[start]

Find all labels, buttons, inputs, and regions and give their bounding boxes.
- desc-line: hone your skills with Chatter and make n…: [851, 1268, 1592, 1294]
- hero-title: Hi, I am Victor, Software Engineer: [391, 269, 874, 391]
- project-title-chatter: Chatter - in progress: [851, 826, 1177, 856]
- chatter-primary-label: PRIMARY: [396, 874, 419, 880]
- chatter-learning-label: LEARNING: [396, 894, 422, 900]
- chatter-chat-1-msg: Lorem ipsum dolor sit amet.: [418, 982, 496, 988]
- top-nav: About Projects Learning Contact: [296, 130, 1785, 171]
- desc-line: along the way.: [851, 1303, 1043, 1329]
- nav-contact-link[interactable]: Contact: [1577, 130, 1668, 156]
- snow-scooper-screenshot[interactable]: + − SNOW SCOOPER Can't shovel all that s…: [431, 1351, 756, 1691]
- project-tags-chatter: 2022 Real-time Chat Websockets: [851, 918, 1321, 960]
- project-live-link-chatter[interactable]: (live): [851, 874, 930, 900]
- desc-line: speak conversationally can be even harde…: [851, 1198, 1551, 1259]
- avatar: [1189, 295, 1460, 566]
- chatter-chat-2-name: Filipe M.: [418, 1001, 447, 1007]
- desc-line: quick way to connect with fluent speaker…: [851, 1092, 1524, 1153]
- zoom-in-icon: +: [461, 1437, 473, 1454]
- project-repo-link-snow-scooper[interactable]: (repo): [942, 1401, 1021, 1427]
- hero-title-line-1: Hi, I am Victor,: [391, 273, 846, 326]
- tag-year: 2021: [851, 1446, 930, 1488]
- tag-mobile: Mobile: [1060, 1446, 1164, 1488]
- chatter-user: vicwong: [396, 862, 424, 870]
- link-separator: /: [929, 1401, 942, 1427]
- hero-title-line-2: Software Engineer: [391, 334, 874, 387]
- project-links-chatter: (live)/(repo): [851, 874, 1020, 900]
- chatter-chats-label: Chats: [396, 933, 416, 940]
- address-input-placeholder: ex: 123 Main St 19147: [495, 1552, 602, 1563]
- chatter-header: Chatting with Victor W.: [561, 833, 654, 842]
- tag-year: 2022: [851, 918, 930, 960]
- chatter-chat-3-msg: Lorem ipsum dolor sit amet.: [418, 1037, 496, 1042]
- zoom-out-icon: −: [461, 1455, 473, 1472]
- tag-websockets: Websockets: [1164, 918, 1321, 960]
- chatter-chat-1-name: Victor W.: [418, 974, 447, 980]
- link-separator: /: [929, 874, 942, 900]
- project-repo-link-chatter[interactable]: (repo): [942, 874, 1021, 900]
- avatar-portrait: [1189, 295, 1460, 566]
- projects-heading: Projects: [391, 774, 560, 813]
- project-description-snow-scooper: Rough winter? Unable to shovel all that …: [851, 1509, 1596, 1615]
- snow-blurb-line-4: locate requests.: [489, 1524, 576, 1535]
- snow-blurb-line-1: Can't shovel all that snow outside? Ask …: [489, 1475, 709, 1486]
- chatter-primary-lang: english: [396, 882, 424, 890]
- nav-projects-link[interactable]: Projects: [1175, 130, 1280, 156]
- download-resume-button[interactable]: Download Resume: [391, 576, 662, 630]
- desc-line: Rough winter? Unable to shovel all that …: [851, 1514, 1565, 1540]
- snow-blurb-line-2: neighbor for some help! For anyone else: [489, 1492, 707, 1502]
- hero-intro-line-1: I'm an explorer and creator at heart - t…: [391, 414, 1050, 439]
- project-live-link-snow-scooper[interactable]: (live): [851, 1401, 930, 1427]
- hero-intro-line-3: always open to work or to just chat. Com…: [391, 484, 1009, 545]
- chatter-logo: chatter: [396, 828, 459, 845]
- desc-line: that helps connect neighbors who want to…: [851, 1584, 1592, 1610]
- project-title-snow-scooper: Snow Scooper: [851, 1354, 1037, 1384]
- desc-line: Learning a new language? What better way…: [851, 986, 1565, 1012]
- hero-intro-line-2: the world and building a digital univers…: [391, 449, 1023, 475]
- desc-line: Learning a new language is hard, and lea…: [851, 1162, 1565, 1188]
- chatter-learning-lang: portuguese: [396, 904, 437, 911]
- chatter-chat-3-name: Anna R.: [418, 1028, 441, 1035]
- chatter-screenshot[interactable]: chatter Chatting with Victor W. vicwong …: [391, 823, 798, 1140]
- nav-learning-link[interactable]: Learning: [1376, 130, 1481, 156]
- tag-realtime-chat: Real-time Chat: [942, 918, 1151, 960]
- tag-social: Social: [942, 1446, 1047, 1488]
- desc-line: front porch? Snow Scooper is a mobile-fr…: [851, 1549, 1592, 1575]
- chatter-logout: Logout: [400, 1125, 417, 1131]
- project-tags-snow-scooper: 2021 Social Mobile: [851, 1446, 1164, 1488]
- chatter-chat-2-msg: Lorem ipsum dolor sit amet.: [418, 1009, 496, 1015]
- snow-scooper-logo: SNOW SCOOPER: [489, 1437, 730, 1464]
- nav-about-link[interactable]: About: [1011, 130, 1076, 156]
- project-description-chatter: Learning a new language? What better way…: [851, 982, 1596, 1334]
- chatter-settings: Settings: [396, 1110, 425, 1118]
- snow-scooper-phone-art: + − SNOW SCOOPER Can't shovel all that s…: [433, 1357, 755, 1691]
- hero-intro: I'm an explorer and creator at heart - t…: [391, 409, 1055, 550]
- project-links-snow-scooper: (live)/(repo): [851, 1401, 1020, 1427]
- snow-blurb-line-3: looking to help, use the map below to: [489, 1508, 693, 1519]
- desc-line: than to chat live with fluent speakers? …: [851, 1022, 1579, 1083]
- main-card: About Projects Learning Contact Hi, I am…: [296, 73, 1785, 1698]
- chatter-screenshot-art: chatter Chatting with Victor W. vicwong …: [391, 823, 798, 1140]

[end]

• **Written exercise**: Reproduce the records above, swapping "Lorem ipsum dolor sit amet" for "Sample chat message" wherever it occurs and leaving everything else unchanged.

• **Response below**:
Find all labels, buttons, inputs, and regions and give their bounding boxes.
- desc-line: hone your skills with Chatter and make n…: [851, 1268, 1592, 1294]
- hero-title: Hi, I am Victor, Software Engineer: [391, 269, 874, 391]
- project-title-chatter: Chatter - in progress: [851, 826, 1177, 856]
- chatter-primary-label: PRIMARY: [396, 874, 419, 880]
- chatter-learning-label: LEARNING: [396, 894, 422, 900]
- chatter-chat-1-msg: Sample chat message.: [418, 982, 496, 988]
- top-nav: About Projects Learning Contact: [296, 130, 1785, 171]
- desc-line: along the way.: [851, 1303, 1043, 1329]
- nav-contact-link[interactable]: Contact: [1577, 130, 1668, 156]
- snow-scooper-screenshot[interactable]: + − SNOW SCOOPER Can't shovel all that s…: [431, 1351, 756, 1691]
- project-tags-chatter: 2022 Real-time Chat Websockets: [851, 918, 1321, 960]
- project-live-link-chatter[interactable]: (live): [851, 874, 930, 900]
- desc-line: speak conversationally can be even harde…: [851, 1198, 1551, 1259]
- avatar: [1189, 295, 1460, 566]
- chatter-chat-2-name: Filipe M.: [418, 1001, 447, 1007]
- desc-line: quick way to connect with fluent speaker…: [851, 1092, 1524, 1153]
- zoom-in-icon: +: [461, 1437, 473, 1454]
- project-repo-link-snow-scooper[interactable]: (repo): [942, 1401, 1021, 1427]
- hero-title-line-1: Hi, I am Victor,: [391, 273, 846, 326]
- tag-year: 2021: [851, 1446, 930, 1488]
- tag-mobile: Mobile: [1060, 1446, 1164, 1488]
- chatter-user: vicwong: [396, 862, 424, 870]
- link-separator: /: [929, 1401, 942, 1427]
- hero-title-line-2: Software Engineer: [391, 334, 874, 387]
- project-links-chatter: (live)/(repo): [851, 874, 1020, 900]
- chatter-chats-label: Chats: [396, 933, 416, 940]
- address-input-placeholder: ex: 123 Main St 19147: [495, 1552, 602, 1563]
- chatter-header: Chatting with Victor W.: [561, 833, 654, 842]
- tag-year: 2022: [851, 918, 930, 960]
- chatter-chat-3-msg: Sample chat message.: [418, 1037, 496, 1042]
- zoom-out-icon: −: [461, 1455, 473, 1472]
- tag-websockets: Websockets: [1164, 918, 1321, 960]
- chatter-chat-1-name: Victor W.: [418, 974, 447, 980]
- link-separator: /: [929, 874, 942, 900]
- project-repo-link-chatter[interactable]: (repo): [942, 874, 1021, 900]
- avatar-portrait: [1189, 295, 1460, 566]
- projects-heading: Projects: [391, 774, 560, 813]
- project-description-snow-scooper: Rough winter? Unable to shovel all that …: [851, 1509, 1596, 1615]
- snow-blurb-line-4: locate requests.: [489, 1524, 576, 1535]
- snow-blurb-line-1: Can't shovel all that snow outside? Ask …: [489, 1475, 709, 1486]
- chatter-primary-lang: english: [396, 882, 424, 890]
- nav-projects-link[interactable]: Projects: [1175, 130, 1280, 156]
- download-resume-button[interactable]: Download Resume: [391, 576, 662, 630]
- desc-line: Rough winter? Unable to shovel all that …: [851, 1514, 1565, 1540]
- snow-blurb-line-2: neighbor for some help! For anyone else: [489, 1492, 707, 1502]
- hero-intro-line-1: I'm an explorer and creator at heart - t…: [391, 414, 1050, 439]
- project-live-link-snow-scooper[interactable]: (live): [851, 1401, 930, 1427]
- hero-intro-line-3: always open to work or to just chat. Com…: [391, 484, 1009, 545]
- chatter-logo: chatter: [396, 828, 459, 845]
- desc-line: that helps connect neighbors who want to…: [851, 1584, 1592, 1610]
- project-title-snow-scooper: Snow Scooper: [851, 1354, 1037, 1384]
- desc-line: Learning a new language? What better way…: [851, 986, 1565, 1012]
- hero-intro-line-2: the world and building a digital univers…: [391, 449, 1023, 475]
- desc-line: Learning a new language is hard, and lea…: [851, 1162, 1565, 1188]
- chatter-learning-lang: portuguese: [396, 904, 437, 911]
- chatter-chat-3-name: Anna R.: [418, 1028, 441, 1035]
- chatter-screenshot[interactable]: chatter Chatting with Victor W. vicwong …: [391, 823, 798, 1140]
- nav-learning-link[interactable]: Learning: [1376, 130, 1481, 156]
- tag-realtime-chat: Real-time Chat: [942, 918, 1151, 960]
- tag-social: Social: [942, 1446, 1047, 1488]
- desc-line: front porch? Snow Scooper is a mobile-fr…: [851, 1549, 1592, 1575]
- chatter-logout: Logout: [400, 1125, 417, 1131]
- project-tags-snow-scooper: 2021 Social Mobile: [851, 1446, 1164, 1488]
- chatter-chat-2-msg: Sample chat message.: [418, 1009, 496, 1015]
- snow-scooper-logo: SNOW SCOOPER: [489, 1437, 730, 1464]
- nav-about-link[interactable]: About: [1011, 130, 1076, 156]
- project-description-chatter: Learning a new language? What better way…: [851, 982, 1596, 1334]
- chatter-settings: Settings: [396, 1110, 425, 1118]
- snow-scooper-phone-art: + − SNOW SCOOPER Can't shovel all that s…: [433, 1357, 755, 1691]
- hero-intro: I'm an explorer and creator at heart - t…: [391, 409, 1055, 550]
- project-links-snow-scooper: (live)/(repo): [851, 1401, 1020, 1427]
- snow-blurb-line-3: looking to help, use the map below to: [489, 1508, 693, 1519]
- desc-line: than to chat live with fluent speakers? …: [851, 1022, 1579, 1083]
- main-card: About Projects Learning Contact Hi, I am…: [296, 73, 1785, 1698]
- chatter-screenshot-art: chatter Chatting with Victor W. vicwong …: [391, 823, 798, 1140]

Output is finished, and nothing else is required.